***** SUPPLIED RECORDS *****
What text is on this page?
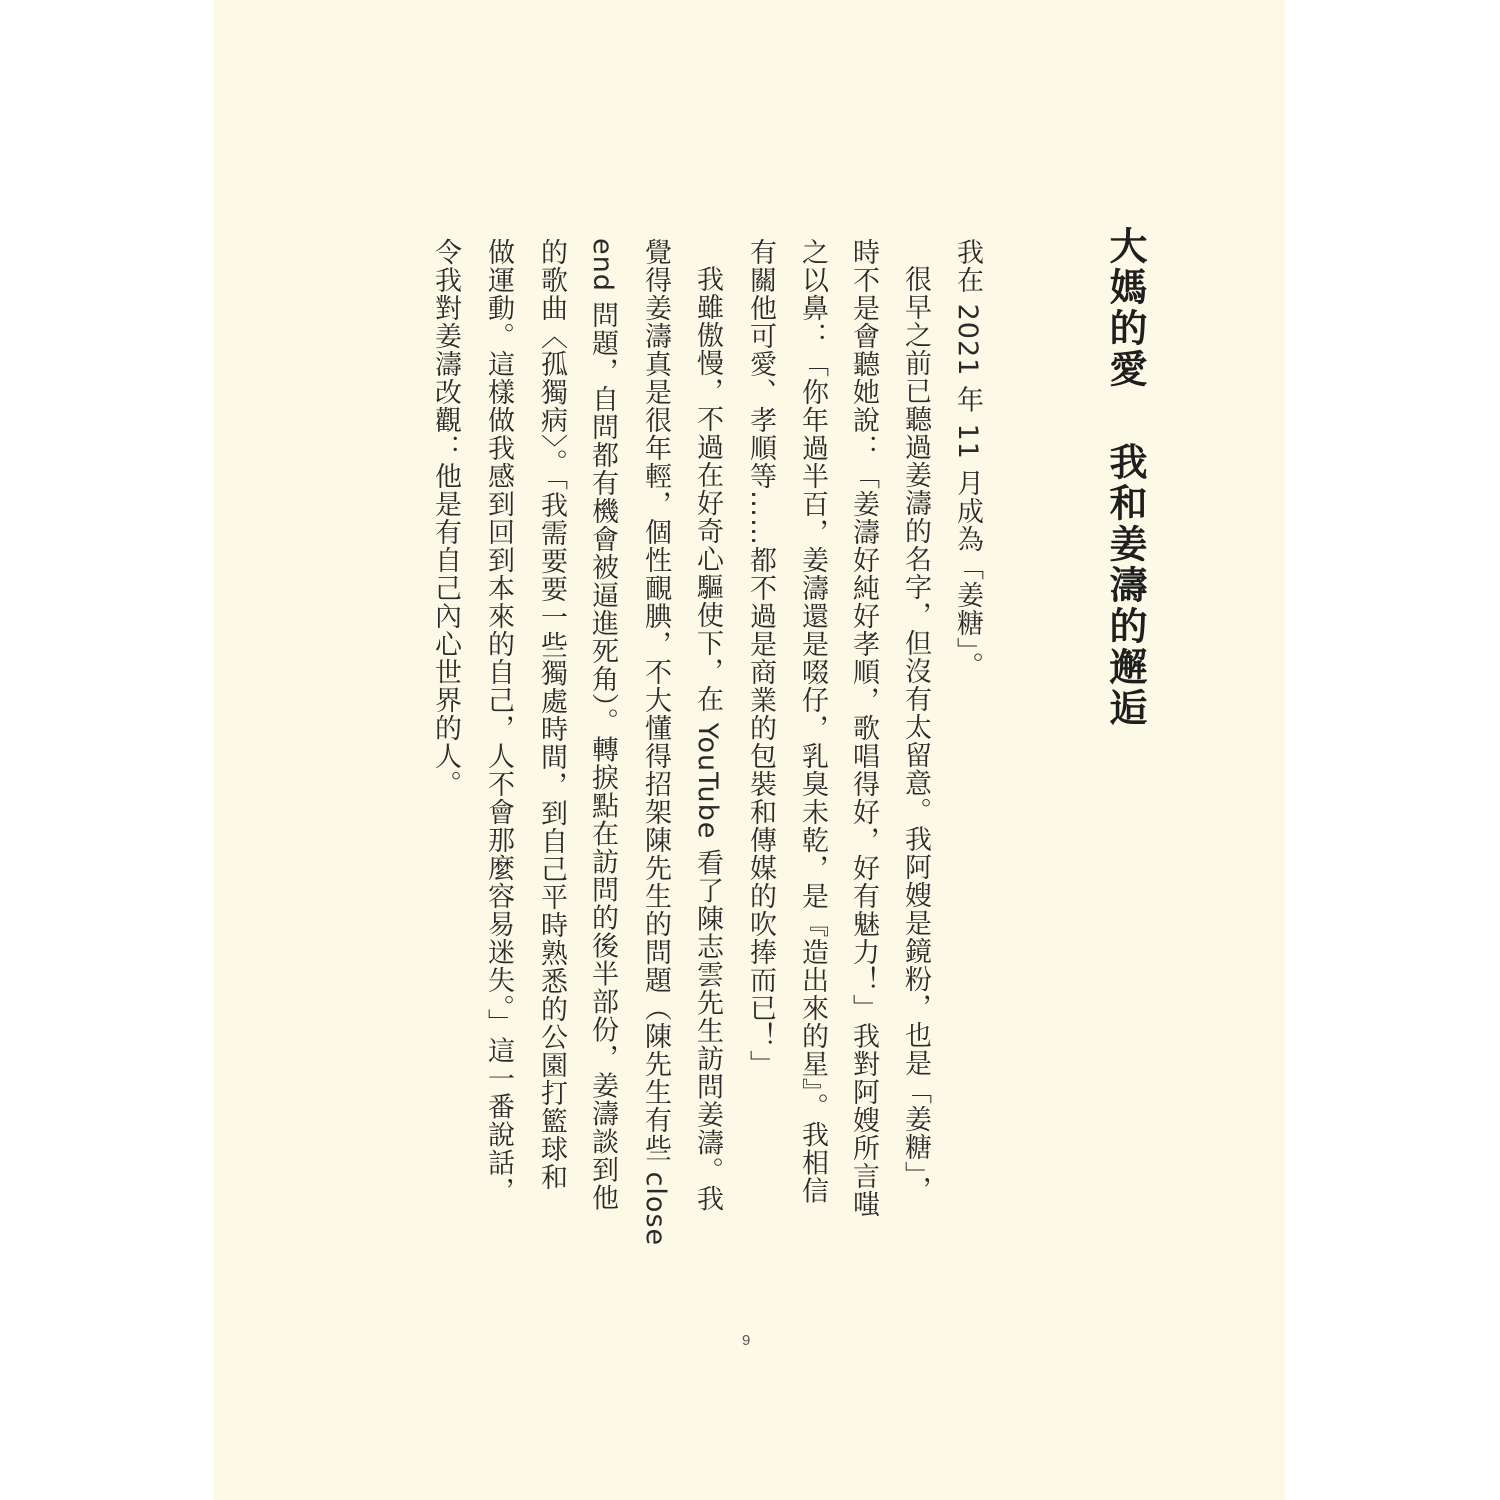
大媽的愛我和姜濤的邂逅

我在 2021 年 11 月成為「姜糖」。

很早之前已聽過姜濤的名字，但沒有太留意。我阿嫂是鏡粉，也是「姜糖」，

時不是會聽她說：「姜濤好純好孝順，歌唱得好，好有魅力！」我對阿嫂所言嗤

之以鼻：「你年過半百，姜濤還是啜仔，乳臭未乾，是『造出來的星』。我相信

有關他可愛、孝順等……都不過是商業的包裝和傳媒的吹捧而已！」

我雖傲慢，不過在好奇心驅使下，在 YouTube 看了陳志雲先生訪問姜濤。我

覺得姜濤真是很年輕，個性靦腆，不大懂得招架陳先生的問題（陳先生有些 close

end 問題，自問都有機會被逼進死角）。轉捩點在訪問的後半部份，姜濤談到他

的歌曲〈孤獨病〉。「我需要要一些獨處時間，到自己平時熟悉的公園打籃球和

做運動。這樣做我感到回到本來的自己，人不會那麼容易迷失。」這一番說話，

令我對姜濤改觀：他是有自己內心世界的人。

9
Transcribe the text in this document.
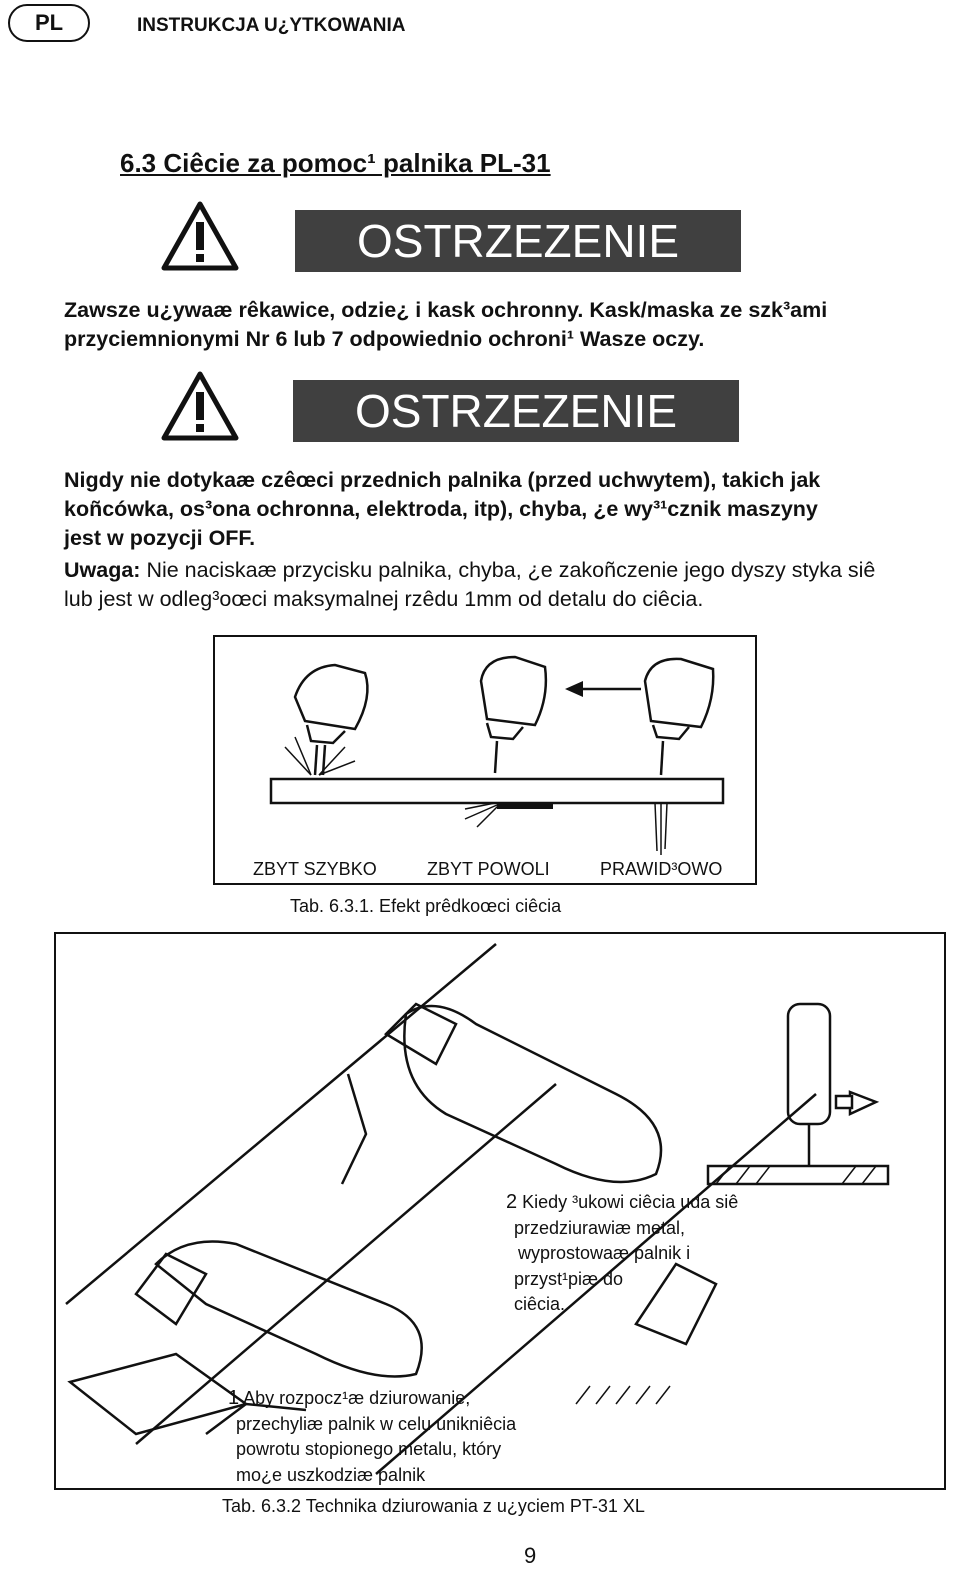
PL	INSTRUKCJA U¿YTKOWANIA
6.3 Ciêcie za pomoc¹ palnika PL-31
OSTRZEZENIE
Zawsze u¿ywaæ rêkawice, odzie¿ i kask ochronny. Kask/maska ze szk³ami
przyciemnionymi Nr 6 lub 7 odpowiednio ochroni¹ Wasze oczy.
OSTRZEZENIE
Nigdy nie dotykaæ czêœci przednich palnika (przed uchwytem), takich jak
koñcówka, os³ona ochronna, elektroda, itp), chyba, ¿e wy³¹cznik maszyny
jest w pozycji OFF.
Uwaga: Nie naciskaæ przycisku palnika, chyba, ¿e zakoñczenie jego dyszy styka siê
lub jest w odleg³oœci maksymalnej rzêdu 1mm od detalu do ciêcia.
ZBYT SZYBKO	ZBYT POWOLI	PRAWID³OWO
Tab. 6.3.1. Efekt prêdkoœci ciêcia
2 Kiedy ³ukowi ciêcia uda siê
przedziurawiæ metal,
wyprostowaæ palnik i
przyst¹piæ do
ciêcia.
1 Aby rozpocz¹æ dziurowanie,
przechyliæ palnik w celu unikniêcia
powrotu stopionego metalu, który
mo¿e uszkodziæ palnik
Tab. 6.3.2 Technika dziurowania z u¿yciem PT-31 XL
9
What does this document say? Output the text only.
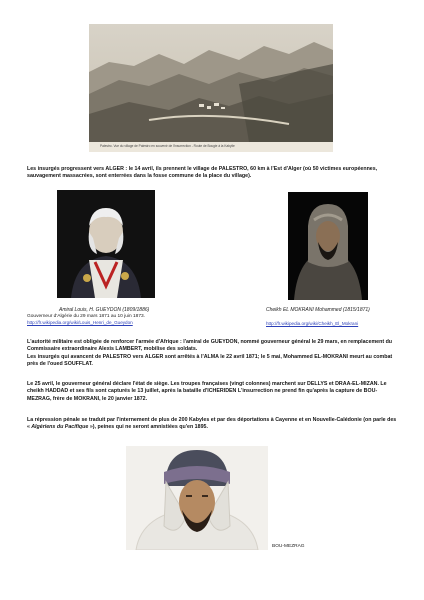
Palestro. Vue du village de Palestro en souvenir de l'insurrection - Route de Bougie à la Kabylie

Les insurgés progressent vers ALGER : le 14 avril, ils prennent le village de PALESTRO, 60 km à l'Est d'Alger (où 50 victimes européennes, sauvagement massacrées, sont enterrées dans la fosse commune de la place du village).

Amiral Louis, H. GUEYDON (1809/1886)
Gouverneur d'Algérie du 29 mars 1871 au 10 juin 1873.
http://fr.wikipedia.org/wiki/Louis_Henri_de_Gueydon
Cheikh EL MOKRANI Mohammed (1815/1871)
http://fr.wikipedia.org/wiki/Cheikh_El_Mokrani
L'autorité militaire est obligée de renforcer l'armée d'Afrique : l'amiral de GUEYDON, nommé gouverneur général le 29 mars, en remplacement du Commissaire extraordinaire Alexis LAMBERT, mobilise des soldats.
Les insurgés qui avancent de PALESTRO vers ALGER sont arrêtés à l'ALMA le 22 avril 1871; le 5 mai, Mohammed EL-MOKRANI meurt au combat près de l'oued SOUFFLAT.

Le 25 avril, le gouverneur général déclare l'état de siège. Les troupes françaises (vingt colonnes) marchent sur DELLYS et DRAA-EL-MIZAN. Le cheikh HADDAD et ses fils sont capturés le 13 juillet, après la bataille d'ICHERIDEN L'insurrection ne prend fin qu'après la capture de BOU-MEZRAG, frère de MOKRANI, le 20 janvier 1872.

La répression pénale se traduit par l'internement de plus de 200 Kabyles et par des déportations à Cayenne et en Nouvelle-Calédonie (on parle des « Algériens du Pacifique »), peines qui ne seront amnistiées qu'en 1895.

BOU-MEZRAG
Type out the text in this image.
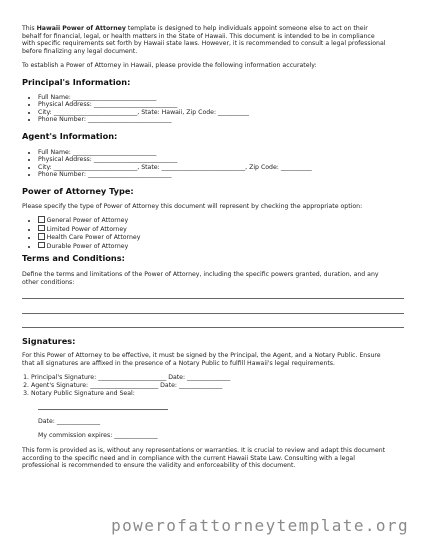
This Hawaii Power of Attorney template is designed to help individuals appoint someone else to act on their
behalf for financial, legal, or health matters in the State of Hawaii. This document is intended to be in compliance
with specific requirements set forth by Hawaii state laws. However, it is recommended to consult a legal professional
before finalizing any legal document.
To establish a Power of Attorney in Hawaii, please provide the following information accurately:
Principal's Information:
• Full Name: ___________________________
• Physical Address: ___________________________
• City: ___________________________, State: Hawaii, Zip Code: __________
• Phone Number: ___________________________
Agent's Information:
• Full Name: ___________________________
• Physical Address: ___________________________
• City: ___________________________, State: ___________________________, Zip Code: __________
• Phone Number: ___________________________
Power of Attorney Type:
Please specify the type of Power of Attorney this document will represent by checking the appropriate option:
• General Power of Attorney
• Limited Power of Attorney
• Health Care Power of Attorney
• Durable Power of Attorney
Terms and Conditions:
Define the terms and limitations of the Power of Attorney, including the specific powers granted, duration, and any
other conditions:
Signatures:
For this Power of Attorney to be effective, it must be signed by the Principal, the Agent, and a Notary Public. Ensure
that all signatures are affixed in the presence of a Notary Public to fulfill Hawaii's legal requirements.
1. Principal's Signature: ______________________ Date: ______________
2. Agent's Signature: ______________________ Date: ______________
3. Notary Public Signature and Seal:
Date: ______________
My commission expires: ______________
This form is provided as is, without any representations or warranties. It is crucial to review and adapt this document
according to the specific need and in compliance with the current Hawaii State Law. Consulting with a legal
professional is recommended to ensure the validity and enforceability of this document.
powerofattorneytemplate.org
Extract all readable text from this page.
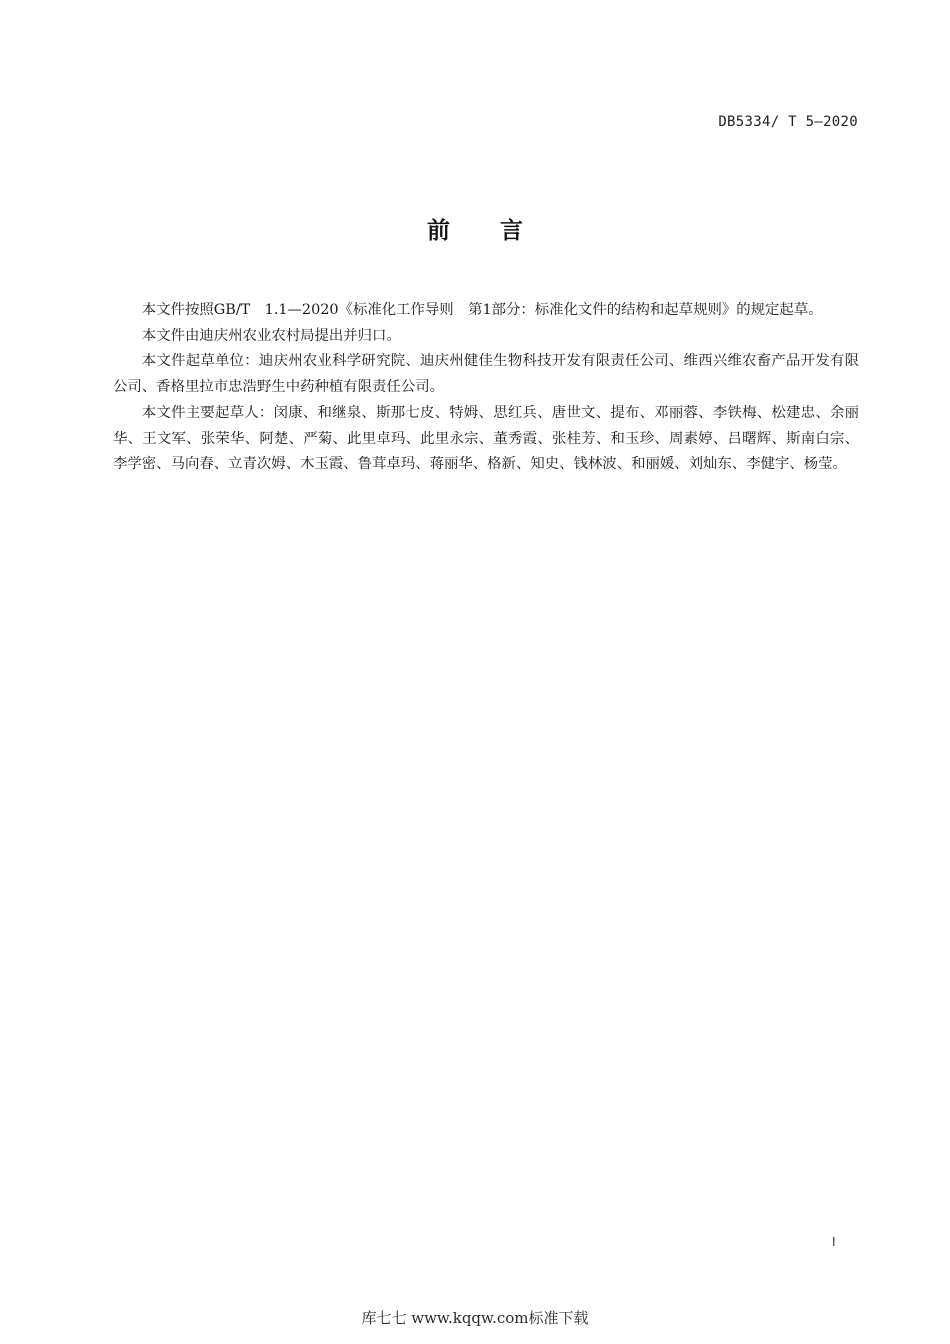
DB5334/ T 5—2020
前言

本文件按照GB/T　1.1—2020《标准化工作导则　第1部分：标准化文件的结构和起草规则》的规定起草。

本文件由迪庆州农业农村局提出并归口。

本文件起草单位：迪庆州农业科学研究院、迪庆州健佳生物科技开发有限责任公司、维西兴维农畜产品开发有限公司、香格里拉市忠浩野生中药种植有限责任公司。

本文件主要起草人：闵康、和继泉、斯那七皮、特姆、思红兵、唐世文、提布、邓丽蓉、李铁梅、松建忠、余丽华、王文军、张荣华、阿楚、严菊、此里卓玛、此里永宗、董秀霞、张桂芳、和玉珍、周素婷、吕曙辉、斯南白宗、李学密、马向春、立青次姆、木玉霞、鲁茸卓玛、蒋丽华、格新、知史、钱林波、和丽媛、刘灿东、李健宇、杨莹。

I
库七七 www.kqqw.com标准下载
*****
* [WRITTEN EXERCISE]: Only a number is wanted: how many lines of the material include the word "text".

* [RIGHT ANSWER]: 5